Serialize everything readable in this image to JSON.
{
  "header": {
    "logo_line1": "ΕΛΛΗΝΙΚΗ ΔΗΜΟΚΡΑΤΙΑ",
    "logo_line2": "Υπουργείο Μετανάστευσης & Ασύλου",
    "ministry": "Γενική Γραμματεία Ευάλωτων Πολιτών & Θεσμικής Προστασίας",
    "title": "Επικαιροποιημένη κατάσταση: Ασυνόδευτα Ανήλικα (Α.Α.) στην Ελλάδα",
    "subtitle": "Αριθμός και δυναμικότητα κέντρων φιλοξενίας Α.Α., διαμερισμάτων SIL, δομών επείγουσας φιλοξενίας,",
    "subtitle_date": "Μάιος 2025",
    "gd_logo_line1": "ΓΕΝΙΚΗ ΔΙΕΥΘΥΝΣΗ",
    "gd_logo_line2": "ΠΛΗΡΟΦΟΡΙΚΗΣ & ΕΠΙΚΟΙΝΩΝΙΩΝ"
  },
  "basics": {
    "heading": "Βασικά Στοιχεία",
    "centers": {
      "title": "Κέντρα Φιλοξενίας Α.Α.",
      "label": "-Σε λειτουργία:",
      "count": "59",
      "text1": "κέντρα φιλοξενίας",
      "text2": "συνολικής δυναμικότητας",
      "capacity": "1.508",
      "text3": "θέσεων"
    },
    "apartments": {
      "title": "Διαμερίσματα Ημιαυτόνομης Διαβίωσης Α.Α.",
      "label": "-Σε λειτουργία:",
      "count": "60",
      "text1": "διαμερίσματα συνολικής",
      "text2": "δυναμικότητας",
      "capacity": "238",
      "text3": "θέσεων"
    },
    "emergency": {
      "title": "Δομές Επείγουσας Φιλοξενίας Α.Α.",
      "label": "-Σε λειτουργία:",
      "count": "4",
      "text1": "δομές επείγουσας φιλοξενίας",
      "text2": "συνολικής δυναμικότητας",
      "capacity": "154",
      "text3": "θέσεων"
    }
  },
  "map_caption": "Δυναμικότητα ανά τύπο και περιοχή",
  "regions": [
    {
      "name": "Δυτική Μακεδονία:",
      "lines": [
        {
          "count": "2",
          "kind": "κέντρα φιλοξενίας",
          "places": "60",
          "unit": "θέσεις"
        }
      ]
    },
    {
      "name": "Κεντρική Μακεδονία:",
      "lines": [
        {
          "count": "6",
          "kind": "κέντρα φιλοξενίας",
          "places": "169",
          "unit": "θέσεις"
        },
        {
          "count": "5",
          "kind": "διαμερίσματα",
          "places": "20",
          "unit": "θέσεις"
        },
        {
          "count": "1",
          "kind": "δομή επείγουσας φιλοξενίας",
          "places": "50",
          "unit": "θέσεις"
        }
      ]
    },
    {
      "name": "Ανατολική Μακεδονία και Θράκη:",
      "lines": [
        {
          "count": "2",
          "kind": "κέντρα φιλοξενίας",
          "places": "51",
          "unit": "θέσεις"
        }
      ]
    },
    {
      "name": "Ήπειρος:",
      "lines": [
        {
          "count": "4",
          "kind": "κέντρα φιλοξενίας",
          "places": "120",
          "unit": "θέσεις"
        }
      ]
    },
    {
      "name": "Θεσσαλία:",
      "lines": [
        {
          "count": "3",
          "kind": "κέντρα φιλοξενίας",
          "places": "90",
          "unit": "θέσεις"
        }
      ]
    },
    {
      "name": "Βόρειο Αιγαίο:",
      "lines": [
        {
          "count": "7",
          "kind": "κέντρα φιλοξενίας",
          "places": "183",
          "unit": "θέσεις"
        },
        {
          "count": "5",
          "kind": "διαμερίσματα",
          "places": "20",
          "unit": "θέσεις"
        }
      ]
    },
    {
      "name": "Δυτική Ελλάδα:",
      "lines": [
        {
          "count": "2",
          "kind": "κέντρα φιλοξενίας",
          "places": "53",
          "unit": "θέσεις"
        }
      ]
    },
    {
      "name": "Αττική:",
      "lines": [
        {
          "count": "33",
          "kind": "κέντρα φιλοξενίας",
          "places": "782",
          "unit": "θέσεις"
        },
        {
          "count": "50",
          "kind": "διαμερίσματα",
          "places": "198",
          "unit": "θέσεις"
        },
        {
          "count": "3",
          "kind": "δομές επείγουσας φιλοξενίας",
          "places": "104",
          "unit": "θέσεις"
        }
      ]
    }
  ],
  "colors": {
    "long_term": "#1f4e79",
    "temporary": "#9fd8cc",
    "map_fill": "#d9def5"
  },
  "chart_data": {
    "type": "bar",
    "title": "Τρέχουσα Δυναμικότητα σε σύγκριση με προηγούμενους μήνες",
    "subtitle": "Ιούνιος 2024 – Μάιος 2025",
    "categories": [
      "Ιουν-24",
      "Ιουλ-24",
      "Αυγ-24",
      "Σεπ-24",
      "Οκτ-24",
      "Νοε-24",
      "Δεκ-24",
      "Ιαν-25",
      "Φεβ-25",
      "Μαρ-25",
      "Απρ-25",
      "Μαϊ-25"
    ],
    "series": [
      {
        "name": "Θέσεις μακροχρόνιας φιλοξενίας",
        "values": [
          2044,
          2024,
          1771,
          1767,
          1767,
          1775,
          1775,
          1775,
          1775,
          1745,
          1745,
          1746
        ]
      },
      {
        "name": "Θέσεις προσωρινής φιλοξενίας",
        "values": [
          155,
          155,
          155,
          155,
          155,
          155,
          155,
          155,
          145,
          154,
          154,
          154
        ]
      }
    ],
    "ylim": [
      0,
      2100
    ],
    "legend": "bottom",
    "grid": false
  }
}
....
Exercise task: Using the exact wording, write out all of the records.

Response to this exercise:
Serialize everything readable in this image to JSON.
{
  "header": {
    "logo_line1": "ΕΛΛΗΝΙΚΗ ΔΗΜΟΚΡΑΤΙΑ",
    "logo_line2": "Υπουργείο Μετανάστευσης & Ασύλου",
    "ministry": "Γενική Γραμματεία Ευάλωτων Πολιτών & Θεσμικής Προστασίας",
    "title": "Επικαιροποιημένη κατάσταση: Ασυνόδευτα Ανήλικα (Α.Α.) στην Ελλάδα",
    "subtitle": "Αριθμός και δυναμικότητα κέντρων φιλοξενίας Α.Α., διαμερισμάτων SIL, δομών επείγουσας φιλοξενίας,",
    "subtitle_date": "Μάιος 2025",
    "gd_logo_line1": "ΓΕΝΙΚΗ ΔΙΕΥΘΥΝΣΗ",
    "gd_logo_line2": "ΠΛΗΡΟΦΟΡΙΚΗΣ & ΕΠΙΚΟΙΝΩΝΙΩΝ"
  },
  "basics": {
    "heading": "Βασικά Στοιχεία",
    "centers": {
      "title": "Κέντρα Φιλοξενίας Α.Α.",
      "label": "-Σε λειτουργία:",
      "count": "59",
      "text1": "κέντρα φιλοξενίας",
      "text2": "συνολικής δυναμικότητας",
      "capacity": "1.508",
      "text3": "θέσεων"
    },
    "apartments": {
      "title": "Διαμερίσματα Ημιαυτόνομης Διαβίωσης Α.Α.",
      "label": "-Σε λειτουργία:",
      "count": "60",
      "text1": "διαμερίσματα συνολικής",
      "text2": "δυναμικότητας",
      "capacity": "238",
      "text3": "θέσεων"
    },
    "emergency": {
      "title": "Δομές Επείγουσας Φιλοξενίας Α.Α.",
      "label": "-Σε λειτουργία:",
      "count": "4",
      "text1": "δομές επείγουσας φιλοξενίας",
      "text2": "συνολικής δυναμικότητας",
      "capacity": "154",
      "text3": "θέσεων"
    }
  },
  "map_caption": "Δυναμικότητα ανά τύπο και περιοχή",
  "regions": [
    {
      "name": "Δυτική Μακεδονία:",
      "lines": [
        {
          "count": "2",
          "kind": "κέντρα φιλοξενίας",
          "places": "60",
          "unit": "θέσεις"
        }
      ]
    },
    {
      "name": "Κεντρική Μακεδονία:",
      "lines": [
        {
          "count": "6",
          "kind": "κέντρα φιλοξενίας",
          "places": "169",
          "unit": "θέσεις"
        },
        {
          "count": "5",
          "kind": "διαμερίσματα",
          "places": "20",
          "unit": "θέσεις"
        },
        {
          "count": "1",
          "kind": "δομή επείγουσας φιλοξενίας",
          "places": "50",
          "unit": "θέσεις"
        }
      ]
    },
    {
      "name": "Ανατολική Μακεδονία και Θράκη:",
      "lines": [
        {
          "count": "2",
          "kind": "κέντρα φιλοξενίας",
          "places": "51",
          "unit": "θέσεις"
        }
      ]
    },
    {
      "name": "Ήπειρος:",
      "lines": [
        {
          "count": "4",
          "kind": "κέντρα φιλοξενίας",
          "places": "120",
          "unit": "θέσεις"
        }
      ]
    },
    {
      "name": "Θεσσαλία:",
      "lines": [
        {
          "count": "3",
          "kind": "κέντρα φιλοξενίας",
          "places": "90",
          "unit": "θέσεις"
        }
      ]
    },
    {
      "name": "Βόρειο Αιγαίο:",
      "lines": [
        {
          "count": "7",
          "kind": "κέντρα φιλοξενίας",
          "places": "183",
          "unit": "θέσεις"
        },
        {
          "count": "5",
          "kind": "διαμερίσματα",
          "places": "20",
          "unit": "θέσεις"
        }
      ]
    },
    {
      "name": "Δυτική Ελλάδα:",
      "lines": [
        {
          "count": "2",
          "kind": "κέντρα φιλοξενίας",
          "places": "53",
          "unit": "θέσεις"
        }
      ]
    },
    {
      "name": "Αττική:",
      "lines": [
        {
          "count": "33",
          "kind": "κέντρα φιλοξενίας",
          "places": "782",
          "unit": "θέσεις"
        },
        {
          "count": "50",
          "kind": "διαμερίσματα",
          "places": "198",
          "unit": "θέσεις"
        },
        {
          "count": "3",
          "kind": "δομές επείγουσας φιλοξενίας",
          "places": "104",
          "unit": "θέσεις"
        }
      ]
    }
  ],
  "colors": {
    "long_term": "#1f4e79",
    "temporary": "#9fd8cc",
    "map_fill": "#d9def5"
  },
  "chart_data": {
    "type": "bar",
    "title": "Τρέχουσα Δυναμικότητα σε σύγκριση με προηγούμενους μήνες",
    "subtitle": "Ιούνιος 2024 – Μάιος 2025",
    "categories": [
      "Ιουν-24",
      "Ιουλ-24",
      "Αυγ-24",
      "Σεπ-24",
      "Οκτ-24",
      "Νοε-24",
      "Δεκ-24",
      "Ιαν-25",
      "Φεβ-25",
      "Μαρ-25",
      "Απρ-25",
      "Μαϊ-25"
    ],
    "series": [
      {
        "name": "Θέσεις μακροχρόνιας φιλοξενίας",
        "values": [
          2044,
          2024,
          1771,
          1767,
          1767,
          1775,
          1775,
          1775,
          1775,
          1745,
          1745,
          1746
        ]
      },
      {
        "name": "Θέσεις προσωρινής φιλοξενίας",
        "values": [
          155,
          155,
          155,
          155,
          155,
          155,
          155,
          155,
          145,
          154,
          154,
          154
        ]
      }
    ],
    "ylim": [
      0,
      2100
    ],
    "legend": "bottom",
    "grid": false
  }
}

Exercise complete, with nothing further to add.